WHAT YOU ARE ASKED TO DO: State how many lines of the listing below include the word "take". Give only the number.

MATERIALS PROVIDED:

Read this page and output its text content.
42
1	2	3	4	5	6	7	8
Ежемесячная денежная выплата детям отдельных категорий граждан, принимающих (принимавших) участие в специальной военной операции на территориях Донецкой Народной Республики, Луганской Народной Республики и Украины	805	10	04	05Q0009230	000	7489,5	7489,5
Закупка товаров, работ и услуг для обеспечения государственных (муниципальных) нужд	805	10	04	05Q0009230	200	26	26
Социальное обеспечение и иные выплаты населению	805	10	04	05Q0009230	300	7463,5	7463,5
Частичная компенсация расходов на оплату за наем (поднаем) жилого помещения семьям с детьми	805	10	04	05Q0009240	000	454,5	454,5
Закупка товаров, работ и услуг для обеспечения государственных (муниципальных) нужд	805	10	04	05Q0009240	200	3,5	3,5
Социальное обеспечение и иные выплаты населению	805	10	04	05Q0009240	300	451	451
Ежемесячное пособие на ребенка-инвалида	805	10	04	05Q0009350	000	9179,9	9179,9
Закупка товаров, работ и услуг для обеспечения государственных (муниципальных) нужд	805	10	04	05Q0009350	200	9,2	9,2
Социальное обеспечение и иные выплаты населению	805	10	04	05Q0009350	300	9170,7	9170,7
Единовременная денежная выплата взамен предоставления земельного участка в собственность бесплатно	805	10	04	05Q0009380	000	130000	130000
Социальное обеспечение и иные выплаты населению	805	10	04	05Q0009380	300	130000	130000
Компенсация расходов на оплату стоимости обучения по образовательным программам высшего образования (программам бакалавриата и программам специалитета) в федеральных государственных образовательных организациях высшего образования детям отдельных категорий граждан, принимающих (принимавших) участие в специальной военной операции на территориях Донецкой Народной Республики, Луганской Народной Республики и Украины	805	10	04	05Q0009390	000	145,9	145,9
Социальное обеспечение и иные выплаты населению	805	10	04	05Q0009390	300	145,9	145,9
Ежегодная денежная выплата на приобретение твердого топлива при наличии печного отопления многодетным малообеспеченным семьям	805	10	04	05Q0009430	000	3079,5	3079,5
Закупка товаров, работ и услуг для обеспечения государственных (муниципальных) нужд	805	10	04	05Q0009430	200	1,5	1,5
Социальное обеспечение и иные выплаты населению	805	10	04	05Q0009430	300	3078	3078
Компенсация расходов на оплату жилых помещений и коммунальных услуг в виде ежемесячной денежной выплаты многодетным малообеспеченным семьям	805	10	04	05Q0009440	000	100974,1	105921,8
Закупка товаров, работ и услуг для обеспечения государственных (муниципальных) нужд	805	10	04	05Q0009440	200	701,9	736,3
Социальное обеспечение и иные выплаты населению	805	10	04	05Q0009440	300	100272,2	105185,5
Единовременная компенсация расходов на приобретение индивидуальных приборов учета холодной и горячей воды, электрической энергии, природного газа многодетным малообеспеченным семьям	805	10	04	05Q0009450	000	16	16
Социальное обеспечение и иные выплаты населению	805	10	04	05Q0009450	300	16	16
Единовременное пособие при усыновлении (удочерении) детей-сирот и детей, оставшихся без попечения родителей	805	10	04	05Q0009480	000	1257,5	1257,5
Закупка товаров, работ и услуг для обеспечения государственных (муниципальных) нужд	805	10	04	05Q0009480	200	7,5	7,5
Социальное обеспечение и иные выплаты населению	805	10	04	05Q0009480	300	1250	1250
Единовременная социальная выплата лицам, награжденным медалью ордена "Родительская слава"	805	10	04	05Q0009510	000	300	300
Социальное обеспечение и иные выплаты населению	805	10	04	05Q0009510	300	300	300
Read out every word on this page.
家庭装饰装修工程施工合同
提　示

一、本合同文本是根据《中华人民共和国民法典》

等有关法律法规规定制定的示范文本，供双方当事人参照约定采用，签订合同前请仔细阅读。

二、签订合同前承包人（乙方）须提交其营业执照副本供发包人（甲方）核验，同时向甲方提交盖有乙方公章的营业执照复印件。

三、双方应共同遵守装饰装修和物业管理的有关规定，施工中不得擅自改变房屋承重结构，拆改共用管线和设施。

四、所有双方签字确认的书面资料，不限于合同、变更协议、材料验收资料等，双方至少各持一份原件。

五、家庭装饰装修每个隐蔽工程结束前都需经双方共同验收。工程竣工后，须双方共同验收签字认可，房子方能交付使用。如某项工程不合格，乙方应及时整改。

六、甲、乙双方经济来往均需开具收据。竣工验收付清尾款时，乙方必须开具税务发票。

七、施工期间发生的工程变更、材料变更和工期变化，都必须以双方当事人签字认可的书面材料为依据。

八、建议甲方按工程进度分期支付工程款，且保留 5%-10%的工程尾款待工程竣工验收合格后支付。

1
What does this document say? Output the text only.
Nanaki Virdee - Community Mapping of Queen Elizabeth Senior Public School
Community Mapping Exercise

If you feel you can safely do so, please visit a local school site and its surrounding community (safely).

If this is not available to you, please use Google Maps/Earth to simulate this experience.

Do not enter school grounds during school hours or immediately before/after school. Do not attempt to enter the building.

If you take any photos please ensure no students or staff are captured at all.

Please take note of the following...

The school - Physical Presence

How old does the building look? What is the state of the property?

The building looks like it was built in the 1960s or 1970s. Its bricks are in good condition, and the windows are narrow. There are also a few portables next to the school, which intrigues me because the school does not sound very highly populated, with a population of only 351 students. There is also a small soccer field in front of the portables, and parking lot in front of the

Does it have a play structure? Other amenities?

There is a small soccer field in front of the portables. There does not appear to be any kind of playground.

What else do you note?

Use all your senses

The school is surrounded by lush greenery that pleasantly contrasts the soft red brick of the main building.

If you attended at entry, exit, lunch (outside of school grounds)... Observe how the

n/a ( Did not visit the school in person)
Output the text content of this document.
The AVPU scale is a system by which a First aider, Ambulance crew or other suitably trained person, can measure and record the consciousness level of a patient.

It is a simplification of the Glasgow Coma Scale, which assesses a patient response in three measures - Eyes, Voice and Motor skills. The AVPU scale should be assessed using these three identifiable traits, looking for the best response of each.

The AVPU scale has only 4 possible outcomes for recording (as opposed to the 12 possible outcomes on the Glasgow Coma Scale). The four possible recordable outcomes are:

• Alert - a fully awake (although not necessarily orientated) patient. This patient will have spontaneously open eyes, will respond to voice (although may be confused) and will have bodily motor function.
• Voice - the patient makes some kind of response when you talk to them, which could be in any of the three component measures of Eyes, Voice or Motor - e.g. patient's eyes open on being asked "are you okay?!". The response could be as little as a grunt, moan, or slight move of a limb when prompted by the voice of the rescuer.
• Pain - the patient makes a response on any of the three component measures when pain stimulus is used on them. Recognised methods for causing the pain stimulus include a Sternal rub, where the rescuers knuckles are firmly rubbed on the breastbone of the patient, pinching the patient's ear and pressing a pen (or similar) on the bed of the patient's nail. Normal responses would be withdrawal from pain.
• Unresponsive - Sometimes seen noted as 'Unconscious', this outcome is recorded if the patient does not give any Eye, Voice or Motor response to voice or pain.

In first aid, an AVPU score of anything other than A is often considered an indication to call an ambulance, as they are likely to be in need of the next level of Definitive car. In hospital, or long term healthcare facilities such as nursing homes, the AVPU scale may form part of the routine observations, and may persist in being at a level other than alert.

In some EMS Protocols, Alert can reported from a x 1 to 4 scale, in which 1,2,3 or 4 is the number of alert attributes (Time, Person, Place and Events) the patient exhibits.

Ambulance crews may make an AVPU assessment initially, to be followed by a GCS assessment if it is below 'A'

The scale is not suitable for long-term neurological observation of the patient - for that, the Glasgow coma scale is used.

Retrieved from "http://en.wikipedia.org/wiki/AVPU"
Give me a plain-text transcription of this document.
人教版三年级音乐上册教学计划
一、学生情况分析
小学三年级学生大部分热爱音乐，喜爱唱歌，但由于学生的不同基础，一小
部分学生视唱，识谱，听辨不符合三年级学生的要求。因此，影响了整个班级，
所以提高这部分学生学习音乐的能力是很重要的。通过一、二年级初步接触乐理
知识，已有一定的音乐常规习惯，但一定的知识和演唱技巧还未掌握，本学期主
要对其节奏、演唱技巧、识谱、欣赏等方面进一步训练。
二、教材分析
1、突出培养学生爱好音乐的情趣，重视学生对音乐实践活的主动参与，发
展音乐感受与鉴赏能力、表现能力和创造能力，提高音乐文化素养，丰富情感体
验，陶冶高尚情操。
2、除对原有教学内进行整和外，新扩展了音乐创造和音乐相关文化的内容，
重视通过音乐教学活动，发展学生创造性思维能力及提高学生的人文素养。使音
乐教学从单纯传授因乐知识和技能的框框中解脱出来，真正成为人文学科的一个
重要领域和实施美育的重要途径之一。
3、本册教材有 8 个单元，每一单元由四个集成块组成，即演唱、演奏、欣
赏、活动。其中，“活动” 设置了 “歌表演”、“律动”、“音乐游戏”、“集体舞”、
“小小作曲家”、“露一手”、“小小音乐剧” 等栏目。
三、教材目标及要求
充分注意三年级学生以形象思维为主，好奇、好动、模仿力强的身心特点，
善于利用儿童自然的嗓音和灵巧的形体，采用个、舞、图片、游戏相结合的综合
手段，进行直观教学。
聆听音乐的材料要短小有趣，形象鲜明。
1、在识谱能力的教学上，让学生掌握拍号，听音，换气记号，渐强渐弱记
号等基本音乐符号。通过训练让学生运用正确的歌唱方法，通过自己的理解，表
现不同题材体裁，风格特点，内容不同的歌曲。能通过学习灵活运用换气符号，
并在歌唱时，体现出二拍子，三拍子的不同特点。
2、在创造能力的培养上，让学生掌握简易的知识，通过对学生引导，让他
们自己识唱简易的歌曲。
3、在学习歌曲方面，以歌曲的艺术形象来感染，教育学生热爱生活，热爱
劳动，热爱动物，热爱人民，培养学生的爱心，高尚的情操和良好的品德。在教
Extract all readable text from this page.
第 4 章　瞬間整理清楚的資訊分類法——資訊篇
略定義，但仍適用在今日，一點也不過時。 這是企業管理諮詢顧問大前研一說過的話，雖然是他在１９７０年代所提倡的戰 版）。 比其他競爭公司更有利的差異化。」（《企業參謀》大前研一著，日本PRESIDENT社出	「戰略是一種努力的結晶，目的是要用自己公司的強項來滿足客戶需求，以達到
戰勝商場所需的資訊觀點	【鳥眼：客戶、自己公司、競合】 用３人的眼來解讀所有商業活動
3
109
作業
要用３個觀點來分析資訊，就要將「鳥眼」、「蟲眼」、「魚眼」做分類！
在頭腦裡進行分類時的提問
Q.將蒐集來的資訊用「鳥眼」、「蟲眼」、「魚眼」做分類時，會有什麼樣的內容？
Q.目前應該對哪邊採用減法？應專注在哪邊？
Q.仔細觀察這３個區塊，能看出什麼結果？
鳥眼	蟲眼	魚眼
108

RESULT BELOW: 2